Instructions to follow |
Locate the lines where "name" occurs and copy them as they stand.

==== Given records ====

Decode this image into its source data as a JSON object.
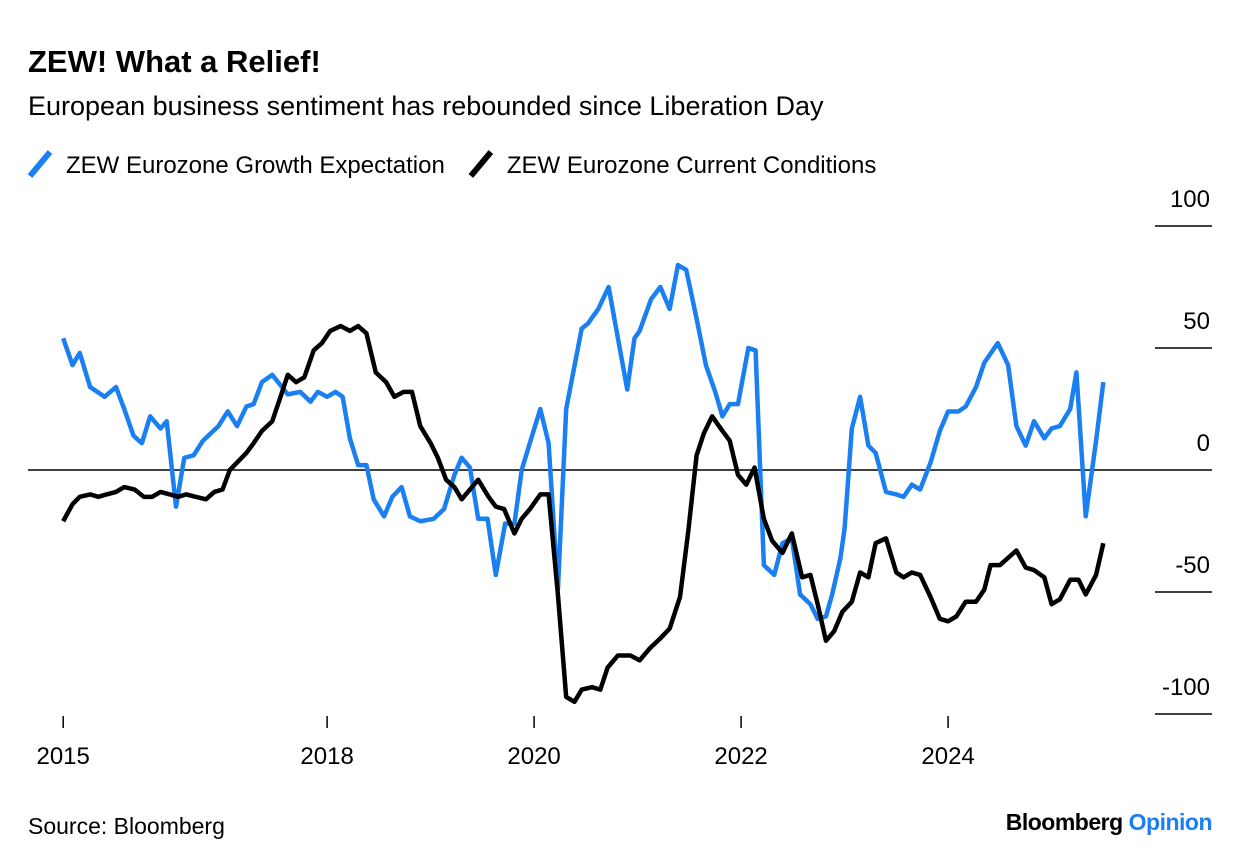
{
  "chart_data": {
    "type": "line",
    "title": "ZEW! What a Relief!",
    "subtitle": "European business sentiment has rebounded since Liberation Day",
    "source": "Source: Bloomberg",
    "brand": [
      "Bloomberg",
      "Opinion"
    ],
    "xlim": [
      2015.11,
      2026.55
    ],
    "xticks": [
      {
        "value": 2015.45,
        "label": "2015"
      },
      2018,
      2020,
      2022,
      2024
    ],
    "ylim": [
      -100,
      100
    ],
    "yticks": [
      -100,
      -50,
      0,
      50,
      100
    ],
    "grid": true,
    "series": [
      {
        "name": "ZEW Eurozone Growth Expectation",
        "color": "#1a7ff0",
        "x": [
          2015.45,
          2015.54,
          2015.61,
          2015.71,
          2015.85,
          2015.96,
          2016.04,
          2016.13,
          2016.21,
          2016.29,
          2016.39,
          2016.45,
          2016.54,
          2016.62,
          2016.71,
          2016.8,
          2016.95,
          2017.04,
          2017.13,
          2017.22,
          2017.29,
          2017.37,
          2017.47,
          2017.62,
          2017.74,
          2017.84,
          2017.91,
          2018.0,
          2018.08,
          2018.15,
          2018.22,
          2018.3,
          2018.38,
          2018.45,
          2018.55,
          2018.63,
          2018.72,
          2018.8,
          2018.9,
          2019.03,
          2019.13,
          2019.23,
          2019.3,
          2019.38,
          2019.46,
          2019.55,
          2019.63,
          2019.72,
          2019.81,
          2019.88,
          2019.98,
          2020.06,
          2020.14,
          2020.23,
          2020.31,
          2020.41,
          2020.46,
          2020.52,
          2020.62,
          2020.72,
          2020.9,
          2020.97,
          2021.02,
          2021.13,
          2021.22,
          2021.31,
          2021.39,
          2021.47,
          2021.57,
          2021.66,
          2021.75,
          2021.82,
          2021.89,
          2021.97,
          2022.07,
          2022.14,
          2022.22,
          2022.32,
          2022.4,
          2022.49,
          2022.57,
          2022.67,
          2022.74,
          2022.82,
          2022.88,
          2022.96,
          2023.0,
          2023.07,
          2023.15,
          2023.23,
          2023.3,
          2023.4,
          2023.5,
          2023.57,
          2023.65,
          2023.73,
          2023.83,
          2023.92,
          2024.0,
          2024.1,
          2024.17,
          2024.27,
          2024.35,
          2024.48,
          2024.58,
          2024.66,
          2024.75,
          2024.83,
          2024.93,
          2025.0,
          2025.08,
          2025.18,
          2025.24,
          2025.33,
          2025.43,
          2025.5
        ],
        "values": [
          54,
          43,
          48,
          34,
          30,
          34,
          25,
          14,
          11,
          22,
          17,
          20,
          -15,
          5,
          6,
          12,
          18,
          24,
          18,
          26,
          27,
          36,
          39,
          31,
          32,
          28,
          32,
          30,
          32,
          30,
          13,
          2,
          2,
          -12,
          -19,
          -11,
          -7,
          -19,
          -21,
          -20,
          -16,
          -2,
          5,
          1,
          -20,
          -20,
          -43,
          -22,
          -22,
          0,
          14,
          25,
          11,
          -49,
          25,
          47,
          58,
          60,
          66,
          75,
          33,
          54,
          57,
          70,
          75,
          66,
          84,
          82,
          62,
          43,
          32,
          22,
          27,
          27,
          50,
          49,
          -39,
          -43,
          -30,
          -28,
          -51,
          -55,
          -61,
          -60,
          -51,
          -36,
          -24,
          17,
          30,
          10,
          7,
          -9,
          -10,
          -11,
          -6,
          -8,
          3,
          16,
          24,
          24,
          26,
          34,
          44,
          52,
          43,
          18,
          10,
          20,
          13,
          17,
          18,
          25,
          40,
          -19,
          12,
          36
        ]
      },
      {
        "name": "ZEW Eurozone Current Conditions",
        "color": "#000000",
        "x": [
          2015.45,
          2015.54,
          2015.61,
          2015.71,
          2015.79,
          2015.87,
          2015.96,
          2016.04,
          2016.14,
          2016.23,
          2016.31,
          2016.39,
          2016.48,
          2016.56,
          2016.64,
          2016.73,
          2016.83,
          2016.91,
          2016.99,
          2017.06,
          2017.22,
          2017.29,
          2017.37,
          2017.47,
          2017.55,
          2017.62,
          2017.7,
          2017.78,
          2017.87,
          2017.95,
          2018.03,
          2018.13,
          2018.22,
          2018.3,
          2018.38,
          2018.47,
          2018.57,
          2018.65,
          2018.74,
          2018.82,
          2018.9,
          2019.0,
          2019.07,
          2019.15,
          2019.23,
          2019.3,
          2019.38,
          2019.46,
          2019.56,
          2019.63,
          2019.71,
          2019.81,
          2019.88,
          2019.96,
          2020.06,
          2020.14,
          2020.23,
          2020.31,
          2020.39,
          2020.46,
          2020.56,
          2020.64,
          2020.71,
          2020.81,
          2020.93,
          2021.02,
          2021.12,
          2021.22,
          2021.31,
          2021.41,
          2021.49,
          2021.57,
          2021.64,
          2021.72,
          2021.82,
          2021.89,
          2021.97,
          2022.05,
          2022.13,
          2022.22,
          2022.3,
          2022.4,
          2022.49,
          2022.59,
          2022.67,
          2022.74,
          2022.82,
          2022.9,
          2022.98,
          2023.07,
          2023.15,
          2023.23,
          2023.3,
          2023.4,
          2023.5,
          2023.57,
          2023.65,
          2023.73,
          2023.83,
          2023.92,
          2024.0,
          2024.08,
          2024.17,
          2024.27,
          2024.35,
          2024.41,
          2024.5,
          2024.58,
          2024.66,
          2024.75,
          2024.83,
          2024.93,
          2025.0,
          2025.08,
          2025.18,
          2025.26,
          2025.33,
          2025.43,
          2025.5
        ],
        "values": [
          -21,
          -14,
          -11,
          -10,
          -11,
          -10,
          -9,
          -7,
          -8,
          -11,
          -11,
          -9,
          -10,
          -11,
          -10,
          -11,
          -12,
          -9,
          -8,
          0,
          7,
          11,
          16,
          20,
          30,
          39,
          36,
          38,
          49,
          52,
          57,
          59,
          57,
          59,
          56,
          40,
          36,
          30,
          32,
          32,
          18,
          11,
          5,
          -4,
          -7,
          -12,
          -8,
          -4,
          -11,
          -15,
          -16,
          -26,
          -20,
          -16,
          -10,
          -10,
          -51,
          -93,
          -95,
          -90,
          -89,
          -90,
          -81,
          -76,
          -76,
          -78,
          -73,
          -69,
          -65,
          -52,
          -25,
          6,
          15,
          22,
          16,
          12,
          -2,
          -6,
          1,
          -20,
          -29,
          -34,
          -26,
          -44,
          -43,
          -55,
          -70,
          -66,
          -58,
          -54,
          -42,
          -44,
          -30,
          -28,
          -42,
          -44,
          -42,
          -43,
          -52,
          -61,
          -62,
          -60,
          -54,
          -54,
          -49,
          -39,
          -39,
          -36,
          -33,
          -40,
          -41,
          -44,
          -55,
          -53,
          -45,
          -45,
          -51,
          -43,
          -30
        ]
      }
    ]
  }
}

====

Expected output |
        "name": "ZEW Eurozone Growth Expectation",
        "name": "ZEW Eurozone Current Conditions",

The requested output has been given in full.